Dataset excerpts:
+-------+

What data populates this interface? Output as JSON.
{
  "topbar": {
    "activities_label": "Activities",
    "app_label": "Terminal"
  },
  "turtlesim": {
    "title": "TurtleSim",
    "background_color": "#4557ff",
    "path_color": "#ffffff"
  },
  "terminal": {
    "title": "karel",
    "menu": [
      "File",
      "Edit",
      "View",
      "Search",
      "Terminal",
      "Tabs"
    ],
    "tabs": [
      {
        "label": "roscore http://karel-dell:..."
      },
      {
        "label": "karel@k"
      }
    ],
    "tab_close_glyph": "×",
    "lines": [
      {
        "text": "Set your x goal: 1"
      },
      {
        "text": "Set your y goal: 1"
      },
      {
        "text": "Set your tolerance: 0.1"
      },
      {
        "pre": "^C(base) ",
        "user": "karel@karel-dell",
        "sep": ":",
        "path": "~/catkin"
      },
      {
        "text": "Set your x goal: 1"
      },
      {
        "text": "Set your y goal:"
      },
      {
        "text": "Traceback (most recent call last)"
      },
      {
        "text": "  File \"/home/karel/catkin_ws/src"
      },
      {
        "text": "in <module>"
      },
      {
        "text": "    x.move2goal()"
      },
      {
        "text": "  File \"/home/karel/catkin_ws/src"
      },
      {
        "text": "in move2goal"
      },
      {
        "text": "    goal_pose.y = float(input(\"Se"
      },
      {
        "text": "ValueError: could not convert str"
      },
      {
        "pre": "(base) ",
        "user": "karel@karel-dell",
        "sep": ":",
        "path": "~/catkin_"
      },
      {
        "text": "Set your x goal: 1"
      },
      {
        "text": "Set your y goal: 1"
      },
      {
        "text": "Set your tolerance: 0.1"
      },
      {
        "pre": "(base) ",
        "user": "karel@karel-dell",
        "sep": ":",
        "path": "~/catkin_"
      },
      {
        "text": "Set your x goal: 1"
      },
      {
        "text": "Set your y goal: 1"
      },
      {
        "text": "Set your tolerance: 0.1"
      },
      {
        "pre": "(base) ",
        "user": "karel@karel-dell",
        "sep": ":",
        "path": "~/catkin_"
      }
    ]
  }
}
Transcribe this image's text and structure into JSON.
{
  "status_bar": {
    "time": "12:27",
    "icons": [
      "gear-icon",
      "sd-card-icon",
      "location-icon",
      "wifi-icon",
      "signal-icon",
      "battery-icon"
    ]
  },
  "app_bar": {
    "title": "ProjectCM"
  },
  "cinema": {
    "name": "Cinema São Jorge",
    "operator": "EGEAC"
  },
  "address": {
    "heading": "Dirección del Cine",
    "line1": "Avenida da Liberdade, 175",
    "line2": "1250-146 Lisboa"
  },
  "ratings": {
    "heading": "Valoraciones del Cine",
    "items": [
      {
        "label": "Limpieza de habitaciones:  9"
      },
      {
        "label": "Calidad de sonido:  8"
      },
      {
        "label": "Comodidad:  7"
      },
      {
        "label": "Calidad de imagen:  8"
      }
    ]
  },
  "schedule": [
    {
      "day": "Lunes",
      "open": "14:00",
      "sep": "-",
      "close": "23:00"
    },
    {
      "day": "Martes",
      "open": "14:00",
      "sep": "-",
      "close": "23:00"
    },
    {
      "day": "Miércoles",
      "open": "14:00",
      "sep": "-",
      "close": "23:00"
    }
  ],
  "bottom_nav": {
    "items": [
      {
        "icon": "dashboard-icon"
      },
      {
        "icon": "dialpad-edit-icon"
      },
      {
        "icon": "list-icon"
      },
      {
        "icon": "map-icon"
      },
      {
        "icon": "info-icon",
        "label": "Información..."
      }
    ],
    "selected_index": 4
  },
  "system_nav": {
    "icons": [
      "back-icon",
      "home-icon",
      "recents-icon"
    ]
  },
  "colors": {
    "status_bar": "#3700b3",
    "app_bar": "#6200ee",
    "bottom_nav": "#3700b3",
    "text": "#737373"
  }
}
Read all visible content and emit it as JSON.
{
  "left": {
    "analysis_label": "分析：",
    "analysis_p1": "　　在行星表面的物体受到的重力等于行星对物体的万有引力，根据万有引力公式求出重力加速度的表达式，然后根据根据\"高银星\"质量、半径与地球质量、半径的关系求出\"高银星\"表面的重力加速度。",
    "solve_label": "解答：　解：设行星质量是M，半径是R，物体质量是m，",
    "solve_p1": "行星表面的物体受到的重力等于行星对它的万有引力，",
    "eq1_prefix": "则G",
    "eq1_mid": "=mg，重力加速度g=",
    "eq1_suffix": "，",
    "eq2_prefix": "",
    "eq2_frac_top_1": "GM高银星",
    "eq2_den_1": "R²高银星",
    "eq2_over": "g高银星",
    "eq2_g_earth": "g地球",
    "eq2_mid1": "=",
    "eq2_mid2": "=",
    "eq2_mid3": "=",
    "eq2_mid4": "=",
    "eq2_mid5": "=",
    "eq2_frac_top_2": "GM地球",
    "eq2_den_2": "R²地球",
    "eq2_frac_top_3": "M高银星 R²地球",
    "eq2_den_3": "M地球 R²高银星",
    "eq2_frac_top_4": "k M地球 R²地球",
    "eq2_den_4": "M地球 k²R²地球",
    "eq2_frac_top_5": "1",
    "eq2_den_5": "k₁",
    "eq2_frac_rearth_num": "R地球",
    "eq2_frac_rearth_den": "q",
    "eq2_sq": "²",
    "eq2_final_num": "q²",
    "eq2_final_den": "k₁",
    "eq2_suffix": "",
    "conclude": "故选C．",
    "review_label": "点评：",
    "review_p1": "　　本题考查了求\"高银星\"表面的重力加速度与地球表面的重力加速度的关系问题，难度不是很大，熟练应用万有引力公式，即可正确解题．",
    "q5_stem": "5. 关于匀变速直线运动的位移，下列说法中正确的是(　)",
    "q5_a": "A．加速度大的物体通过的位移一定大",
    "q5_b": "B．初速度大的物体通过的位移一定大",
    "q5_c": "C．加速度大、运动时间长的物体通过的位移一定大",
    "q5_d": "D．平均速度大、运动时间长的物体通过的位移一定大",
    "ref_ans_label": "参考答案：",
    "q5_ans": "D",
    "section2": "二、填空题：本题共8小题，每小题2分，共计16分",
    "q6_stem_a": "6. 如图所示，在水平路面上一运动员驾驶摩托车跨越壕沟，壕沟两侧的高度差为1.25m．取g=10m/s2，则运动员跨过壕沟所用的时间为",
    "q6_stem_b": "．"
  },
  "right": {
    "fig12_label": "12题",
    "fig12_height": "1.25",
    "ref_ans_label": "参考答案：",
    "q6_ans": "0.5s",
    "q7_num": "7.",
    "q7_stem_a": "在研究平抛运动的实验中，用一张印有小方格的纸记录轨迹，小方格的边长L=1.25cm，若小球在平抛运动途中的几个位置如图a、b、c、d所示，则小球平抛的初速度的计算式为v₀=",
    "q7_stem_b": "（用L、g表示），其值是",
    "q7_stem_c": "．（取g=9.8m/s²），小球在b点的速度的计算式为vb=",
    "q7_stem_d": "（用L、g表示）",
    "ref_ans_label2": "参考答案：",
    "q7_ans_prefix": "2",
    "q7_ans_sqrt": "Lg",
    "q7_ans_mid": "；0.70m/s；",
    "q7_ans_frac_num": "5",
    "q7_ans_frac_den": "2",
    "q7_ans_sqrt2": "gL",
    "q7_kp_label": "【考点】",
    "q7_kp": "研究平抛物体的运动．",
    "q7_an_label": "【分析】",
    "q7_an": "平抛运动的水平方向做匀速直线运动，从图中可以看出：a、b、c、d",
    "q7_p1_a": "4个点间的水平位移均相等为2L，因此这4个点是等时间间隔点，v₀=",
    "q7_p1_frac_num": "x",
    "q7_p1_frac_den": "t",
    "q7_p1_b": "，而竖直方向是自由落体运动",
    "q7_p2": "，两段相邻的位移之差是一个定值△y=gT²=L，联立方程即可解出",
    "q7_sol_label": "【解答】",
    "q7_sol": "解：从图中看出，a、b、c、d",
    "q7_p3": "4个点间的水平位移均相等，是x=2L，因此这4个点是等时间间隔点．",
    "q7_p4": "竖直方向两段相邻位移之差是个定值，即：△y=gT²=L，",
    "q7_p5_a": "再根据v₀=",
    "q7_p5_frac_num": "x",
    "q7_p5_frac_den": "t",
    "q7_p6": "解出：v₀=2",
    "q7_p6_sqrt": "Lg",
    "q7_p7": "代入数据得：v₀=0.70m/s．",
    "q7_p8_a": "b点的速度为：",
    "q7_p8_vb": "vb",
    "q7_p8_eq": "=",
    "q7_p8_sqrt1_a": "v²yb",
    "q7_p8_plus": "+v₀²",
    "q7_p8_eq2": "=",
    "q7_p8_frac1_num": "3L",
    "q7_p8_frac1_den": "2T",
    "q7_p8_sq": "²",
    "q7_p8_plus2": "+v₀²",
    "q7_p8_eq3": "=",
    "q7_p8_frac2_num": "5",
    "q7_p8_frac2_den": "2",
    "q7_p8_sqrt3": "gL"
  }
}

+-------+

## WHAT IS EXPECTED
Pick out the lines containing the string "JSON".

## RESPONSE
What data populates this interface? Output as JSON.
Transcribe this image's text and structure into JSON.
Read all visible content and emit it as JSON.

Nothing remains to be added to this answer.